Data records:
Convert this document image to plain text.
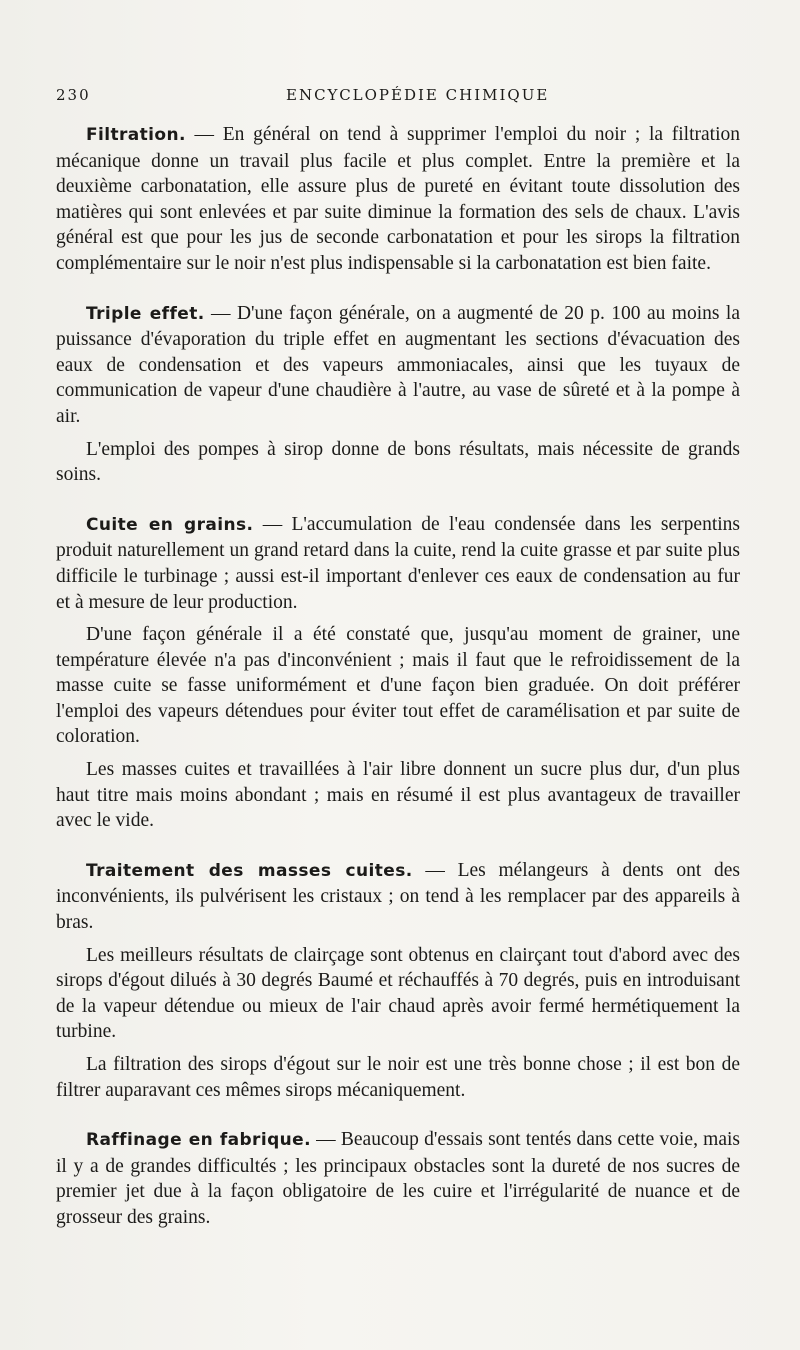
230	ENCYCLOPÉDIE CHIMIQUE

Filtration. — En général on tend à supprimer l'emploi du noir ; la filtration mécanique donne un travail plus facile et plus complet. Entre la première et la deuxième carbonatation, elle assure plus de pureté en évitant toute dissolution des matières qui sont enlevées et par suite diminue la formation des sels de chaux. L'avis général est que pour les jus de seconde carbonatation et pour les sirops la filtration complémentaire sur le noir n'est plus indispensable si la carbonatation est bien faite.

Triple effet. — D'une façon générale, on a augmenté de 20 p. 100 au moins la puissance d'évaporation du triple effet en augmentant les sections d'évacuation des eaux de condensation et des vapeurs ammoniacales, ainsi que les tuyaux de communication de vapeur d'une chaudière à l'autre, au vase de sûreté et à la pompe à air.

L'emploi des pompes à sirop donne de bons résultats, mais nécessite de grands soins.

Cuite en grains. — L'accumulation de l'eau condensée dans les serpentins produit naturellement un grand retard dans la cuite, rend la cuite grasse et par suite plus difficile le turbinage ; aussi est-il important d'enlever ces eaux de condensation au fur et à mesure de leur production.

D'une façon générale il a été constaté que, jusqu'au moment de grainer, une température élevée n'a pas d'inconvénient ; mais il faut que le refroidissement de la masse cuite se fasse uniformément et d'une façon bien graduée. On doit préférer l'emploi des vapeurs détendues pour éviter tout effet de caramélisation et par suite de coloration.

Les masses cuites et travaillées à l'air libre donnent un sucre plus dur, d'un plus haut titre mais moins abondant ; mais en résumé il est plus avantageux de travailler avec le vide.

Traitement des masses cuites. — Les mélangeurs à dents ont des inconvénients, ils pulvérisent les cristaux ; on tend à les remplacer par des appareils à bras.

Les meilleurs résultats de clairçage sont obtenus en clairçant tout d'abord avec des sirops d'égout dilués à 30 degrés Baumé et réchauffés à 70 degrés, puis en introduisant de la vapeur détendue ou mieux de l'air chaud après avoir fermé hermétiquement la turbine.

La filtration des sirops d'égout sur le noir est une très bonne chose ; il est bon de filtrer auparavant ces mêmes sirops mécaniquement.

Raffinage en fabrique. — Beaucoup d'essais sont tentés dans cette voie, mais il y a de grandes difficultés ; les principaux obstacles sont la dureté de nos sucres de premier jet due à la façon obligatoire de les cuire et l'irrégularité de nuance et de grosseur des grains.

* * *

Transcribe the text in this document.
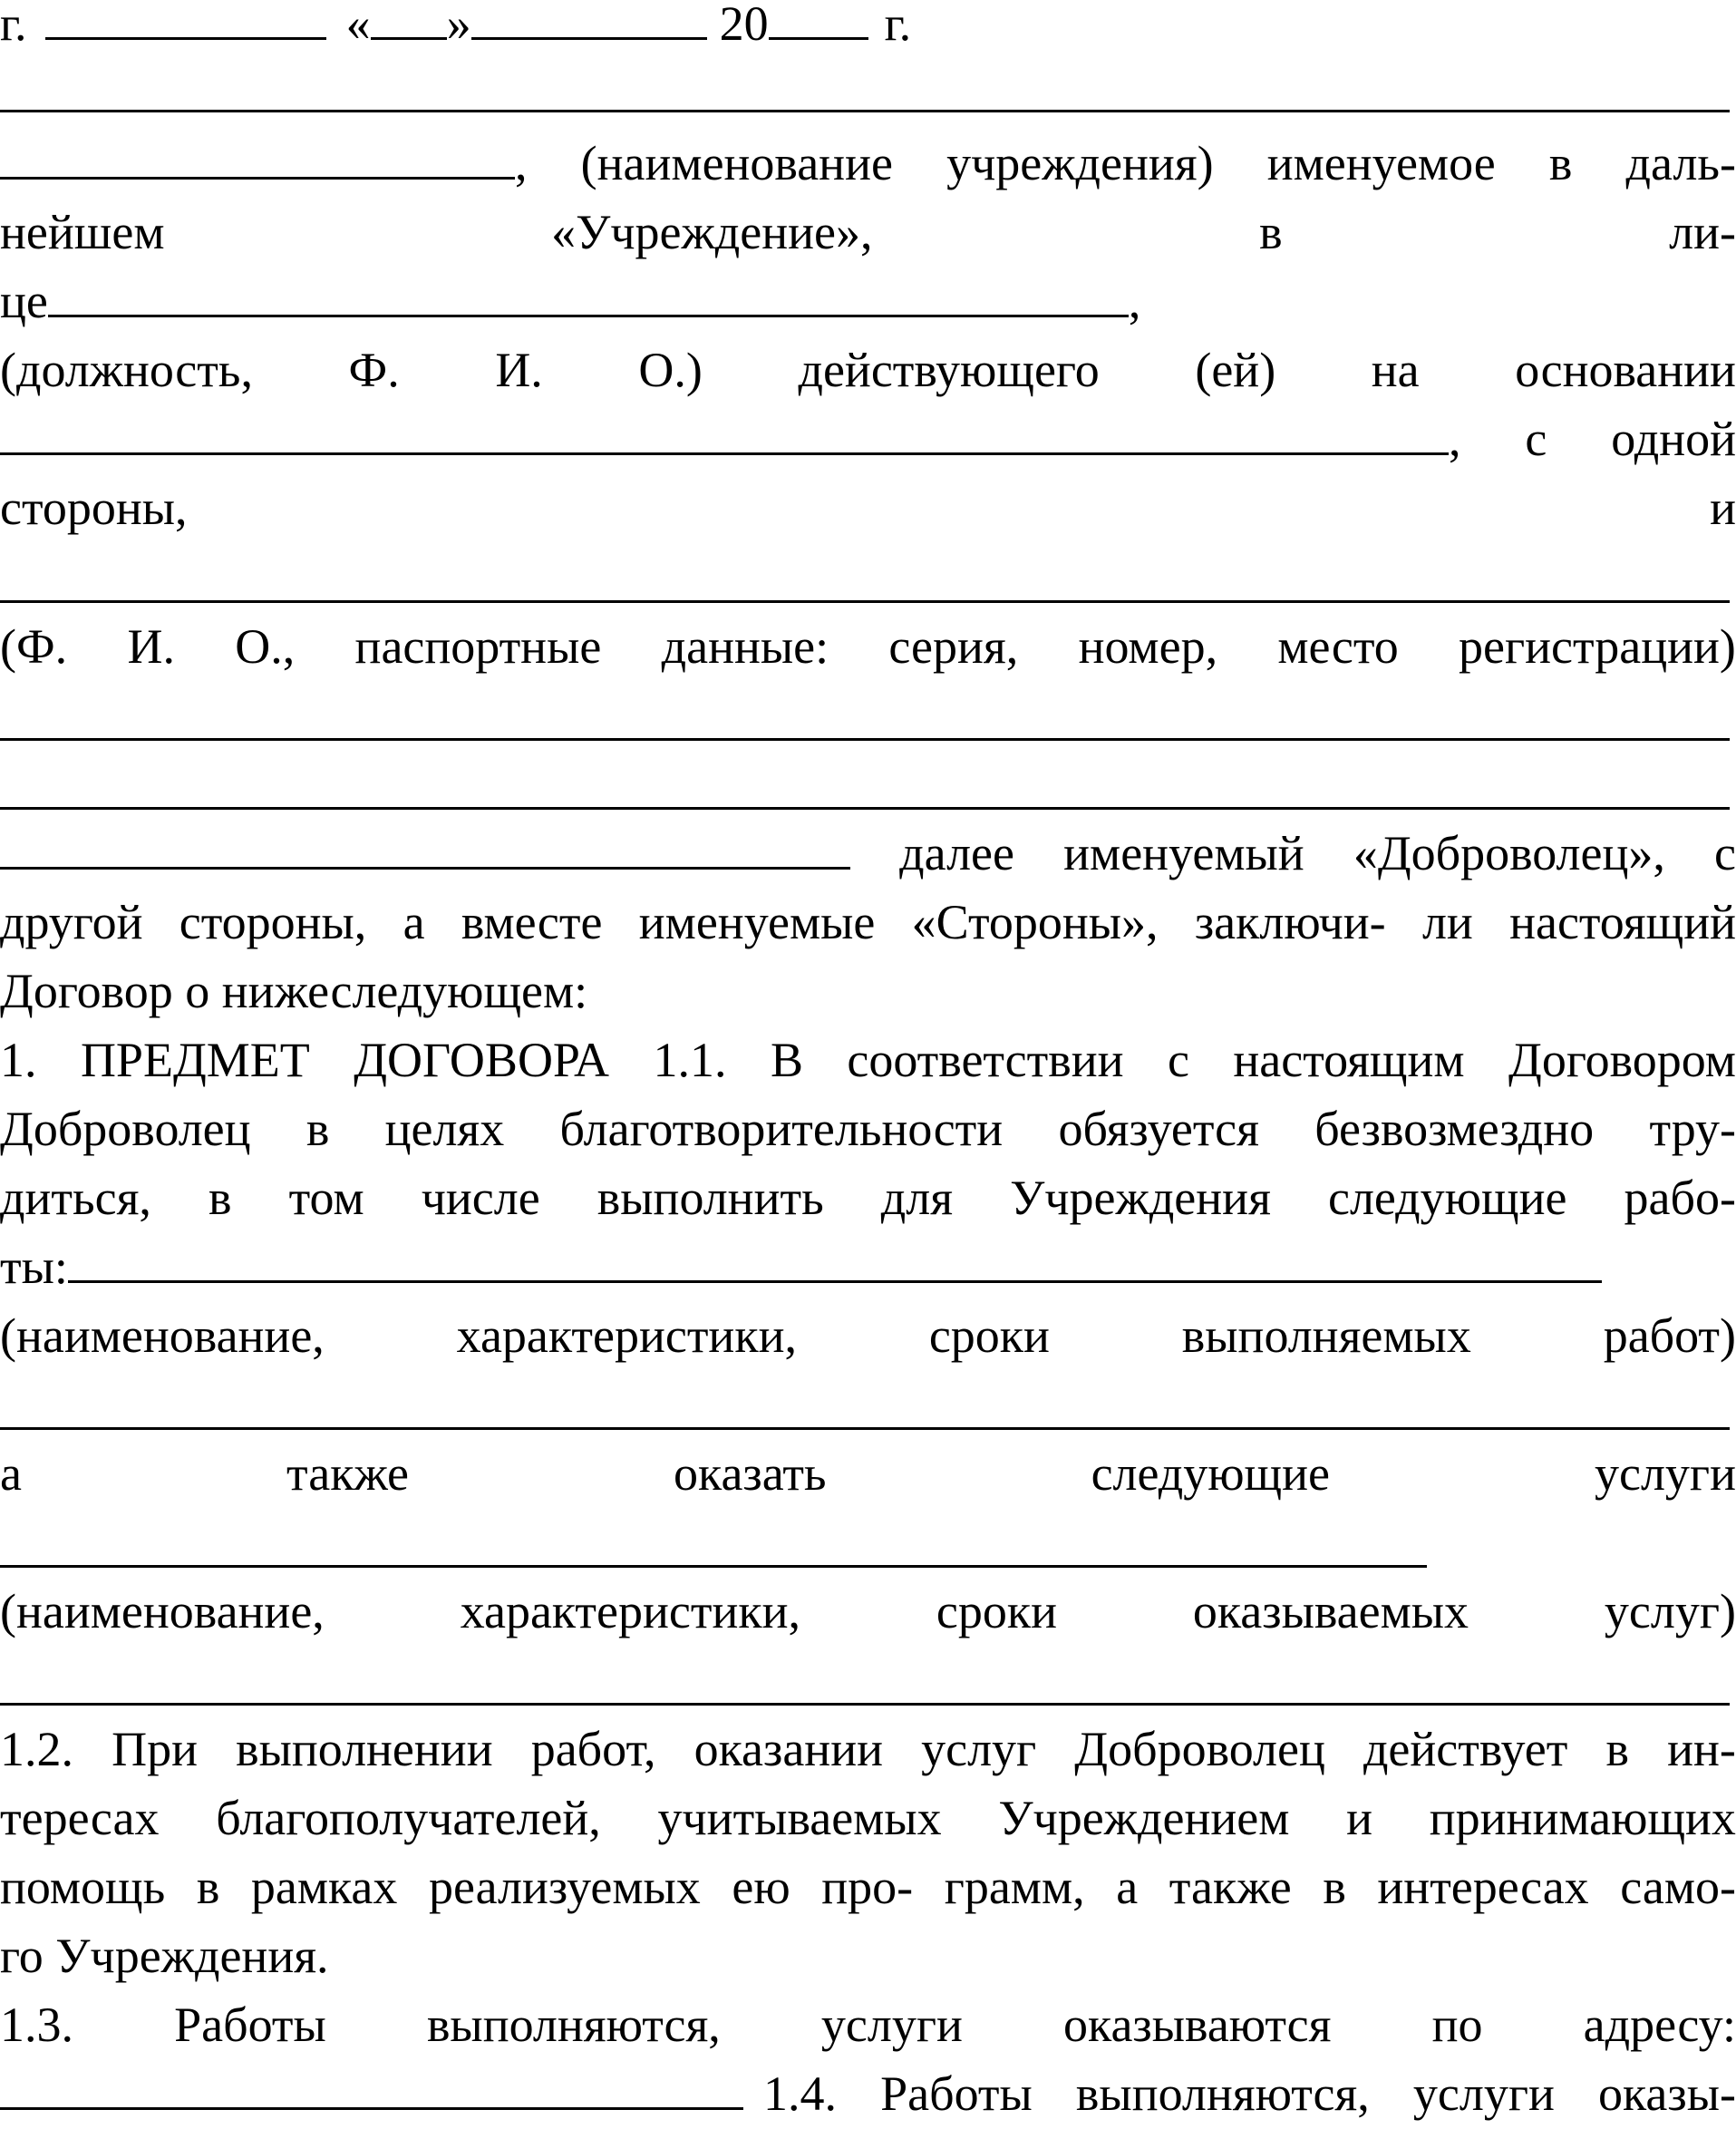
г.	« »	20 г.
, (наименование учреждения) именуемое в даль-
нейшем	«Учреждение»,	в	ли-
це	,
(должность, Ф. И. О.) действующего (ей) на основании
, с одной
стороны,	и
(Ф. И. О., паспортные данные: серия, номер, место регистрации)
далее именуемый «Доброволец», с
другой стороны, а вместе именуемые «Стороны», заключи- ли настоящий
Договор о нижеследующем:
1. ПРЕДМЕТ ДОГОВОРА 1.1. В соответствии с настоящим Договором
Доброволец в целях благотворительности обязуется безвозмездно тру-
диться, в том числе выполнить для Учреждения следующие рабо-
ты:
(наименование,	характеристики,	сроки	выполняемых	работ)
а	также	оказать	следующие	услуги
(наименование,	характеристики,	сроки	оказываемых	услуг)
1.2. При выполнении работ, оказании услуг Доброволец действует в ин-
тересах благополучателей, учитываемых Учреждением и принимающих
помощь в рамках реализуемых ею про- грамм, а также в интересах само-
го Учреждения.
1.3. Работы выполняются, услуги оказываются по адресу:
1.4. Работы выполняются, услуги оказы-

» Objective: Count how many lines hold the string "услуги" and give that number alone.

» The response: 3